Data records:
####
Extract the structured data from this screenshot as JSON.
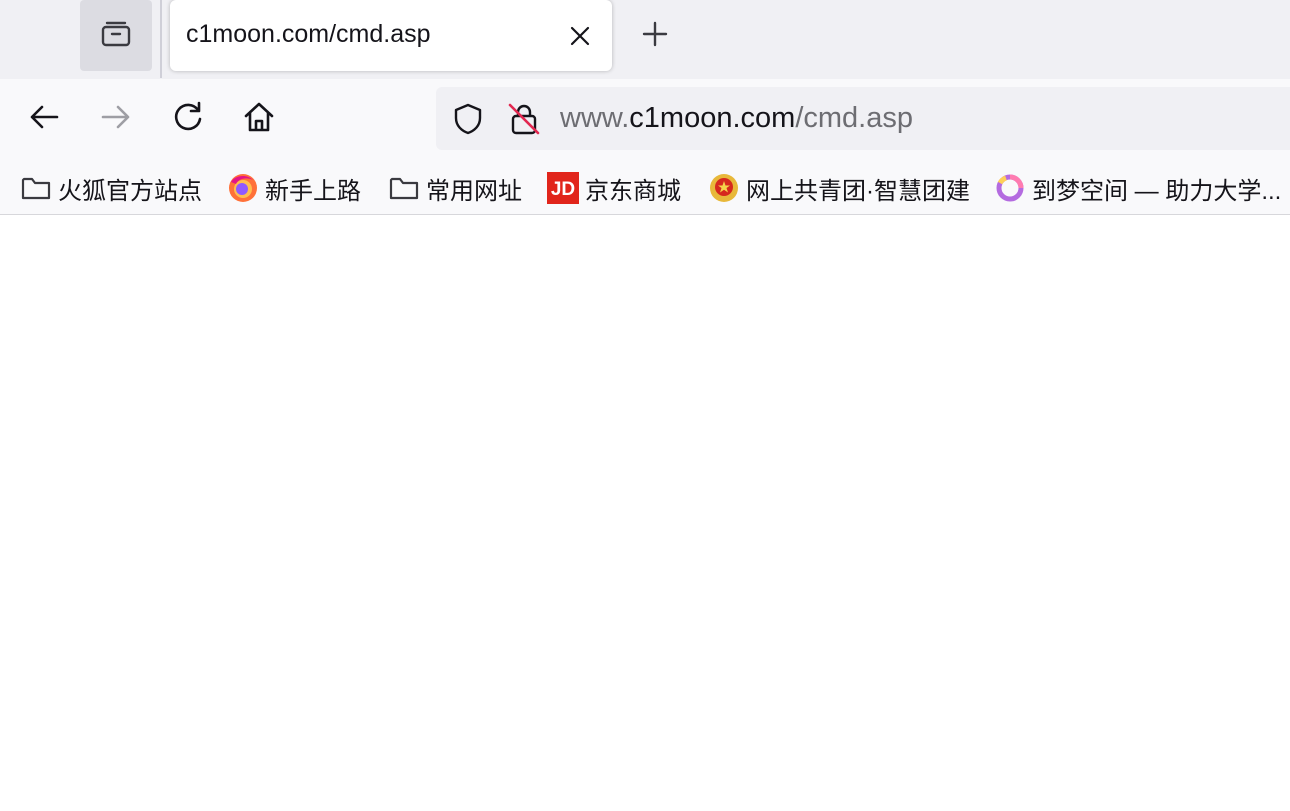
{
  "tab": {
    "title": "c1moon.com/cmd.asp"
  },
  "icons": {
    "overview": "tab-overview-icon",
    "close": "close-icon",
    "new_tab": "plus-icon",
    "back": "back-arrow-icon",
    "forward": "forward-arrow-icon",
    "reload": "reload-icon",
    "home": "home-icon",
    "shield": "tracking-shield-icon",
    "insecure": "insecure-lock-icon"
  },
  "url": {
    "prefix": "www.",
    "host": "c1moon.com",
    "path": "/cmd.asp"
  },
  "bookmarks": [
    {
      "label": "火狐官方站点",
      "icon": "folder-icon"
    },
    {
      "label": "新手上路",
      "icon": "firefox-icon"
    },
    {
      "label": "常用网址",
      "icon": "folder-icon"
    },
    {
      "label": "京东商城",
      "icon": "jd-logo-icon",
      "icon_text": "JD"
    },
    {
      "label": "网上共青团·智慧团建",
      "icon": "youth-league-icon"
    },
    {
      "label": "到梦空间 — 助力大学...",
      "icon": "dream-space-icon"
    }
  ],
  "colors": {
    "tabstrip": "#f0f0f4",
    "toolbar": "#f9f9fb",
    "jd_red": "#e1251b",
    "insecure_strike": "#e22850"
  }
}
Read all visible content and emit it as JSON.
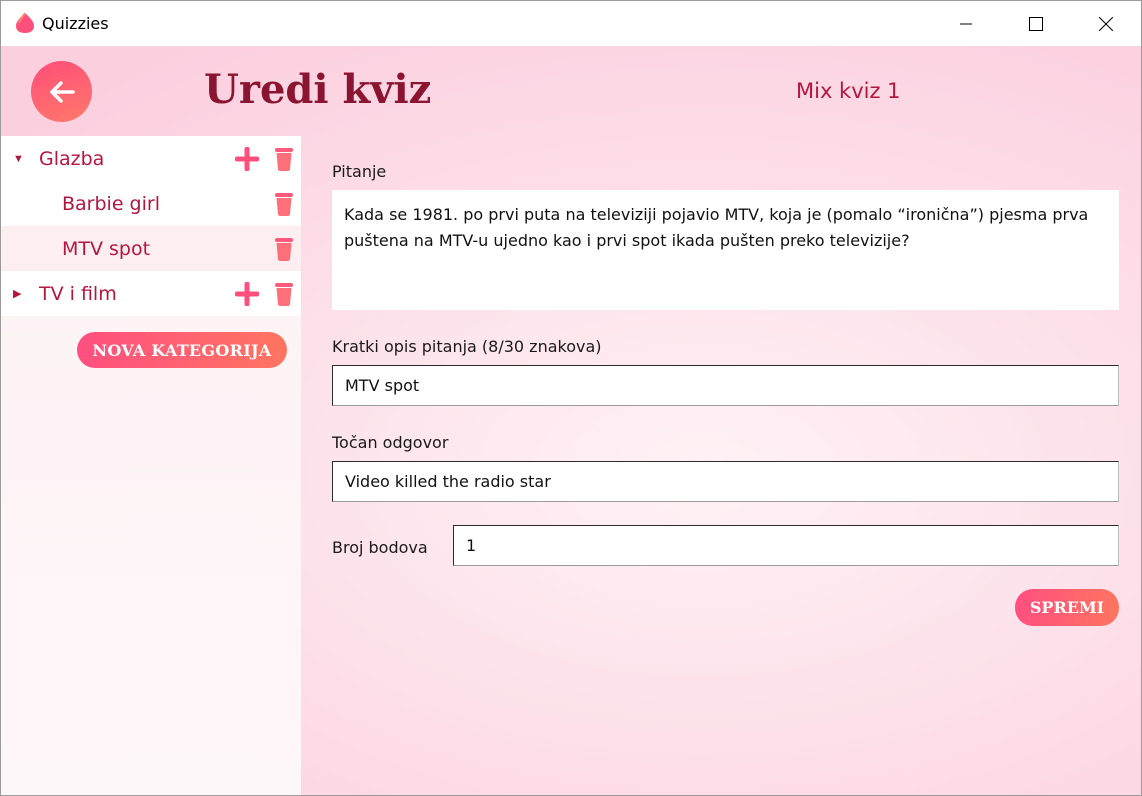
{
  "window": {
    "title": "Quizzies"
  },
  "header": {
    "title": "Uredi kviz",
    "quiz_name": "Mix kviz 1"
  },
  "sidebar": {
    "categories": [
      {
        "label": "Glazba",
        "expanded": true,
        "questions": [
          {
            "label": "Barbie girl"
          },
          {
            "label": "MTV spot",
            "selected": true
          }
        ]
      },
      {
        "label": "TV i film",
        "expanded": false,
        "questions": []
      }
    ],
    "new_category_label": "NOVA KATEGORIJA"
  },
  "form": {
    "question_label": "Pitanje",
    "question_value": "Kada se 1981. po prvi puta na televiziji pojavio MTV, koja je (pomalo “ironična”) pjesma prva puštena na MTV-u ujedno kao i prvi spot ikada pušten preko televizije?",
    "short_desc_label": "Kratki opis pitanja (8/30 znakova)",
    "short_desc_value": "MTV spot",
    "answer_label": "Točan odgovor",
    "answer_value": "Video killed the radio star",
    "points_label": "Broj bodova",
    "points_value": "1",
    "save_label": "SPREMI"
  },
  "colors": {
    "accent": "#ff4f80",
    "accent_2": "#ff7560",
    "title": "#8b1430",
    "text_accent": "#b4163e"
  },
  "icons": {
    "back": "arrow-left-icon",
    "add": "plus-icon",
    "delete": "trash-icon",
    "expanded": "caret-down-icon",
    "collapsed": "caret-right-icon"
  }
}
####
▶ Aim: Every line of the data above should be quoted exactly. Omit the pictures.

▶ Response to the task:
Extract the structured data from this screenshot as JSON.
{
  "tab": {
    "title": "c1moon.com/cmd.asp"
  },
  "icons": {
    "overview": "tab-overview-icon",
    "close": "close-icon",
    "new_tab": "plus-icon",
    "back": "back-arrow-icon",
    "forward": "forward-arrow-icon",
    "reload": "reload-icon",
    "home": "home-icon",
    "shield": "tracking-shield-icon",
    "insecure": "insecure-lock-icon"
  },
  "url": {
    "prefix": "www.",
    "host": "c1moon.com",
    "path": "/cmd.asp"
  },
  "bookmarks": [
    {
      "label": "火狐官方站点",
      "icon": "folder-icon"
    },
    {
      "label": "新手上路",
      "icon": "firefox-icon"
    },
    {
      "label": "常用网址",
      "icon": "folder-icon"
    },
    {
      "label": "京东商城",
      "icon": "jd-logo-icon",
      "icon_text": "JD"
    },
    {
      "label": "网上共青团·智慧团建",
      "icon": "youth-league-icon"
    },
    {
      "label": "到梦空间 — 助力大学...",
      "icon": "dream-space-icon"
    }
  ],
  "colors": {
    "tabstrip": "#f0f0f4",
    "toolbar": "#f9f9fb",
    "jd_red": "#e1251b",
    "insecure_strike": "#e22850"
  }
}
Read all visible content and emit it as JSON.
{
  "window": {
    "title": "Quizzies"
  },
  "header": {
    "title": "Uredi kviz",
    "quiz_name": "Mix kviz 1"
  },
  "sidebar": {
    "categories": [
      {
        "label": "Glazba",
        "expanded": true,
        "questions": [
          {
            "label": "Barbie girl"
          },
          {
            "label": "MTV spot",
            "selected": true
          }
        ]
      },
      {
        "label": "TV i film",
        "expanded": false,
        "questions": []
      }
    ],
    "new_category_label": "NOVA KATEGORIJA"
  },
  "form": {
    "question_label": "Pitanje",
    "question_value": "Kada se 1981. po prvi puta na televiziji pojavio MTV, koja je (pomalo “ironična”) pjesma prva puštena na MTV-u ujedno kao i prvi spot ikada pušten preko televizije?",
    "short_desc_label": "Kratki opis pitanja (8/30 znakova)",
    "short_desc_value": "MTV spot",
    "answer_label": "Točan odgovor",
    "answer_value": "Video killed the radio star",
    "points_label": "Broj bodova",
    "points_value": "1",
    "save_label": "SPREMI"
  },
  "colors": {
    "accent": "#ff4f80",
    "accent_2": "#ff7560",
    "title": "#8b1430",
    "text_accent": "#b4163e"
  },
  "icons": {
    "back": "arrow-left-icon",
    "add": "plus-icon",
    "delete": "trash-icon",
    "expanded": "caret-down-icon",
    "collapsed": "caret-right-icon"
  }
}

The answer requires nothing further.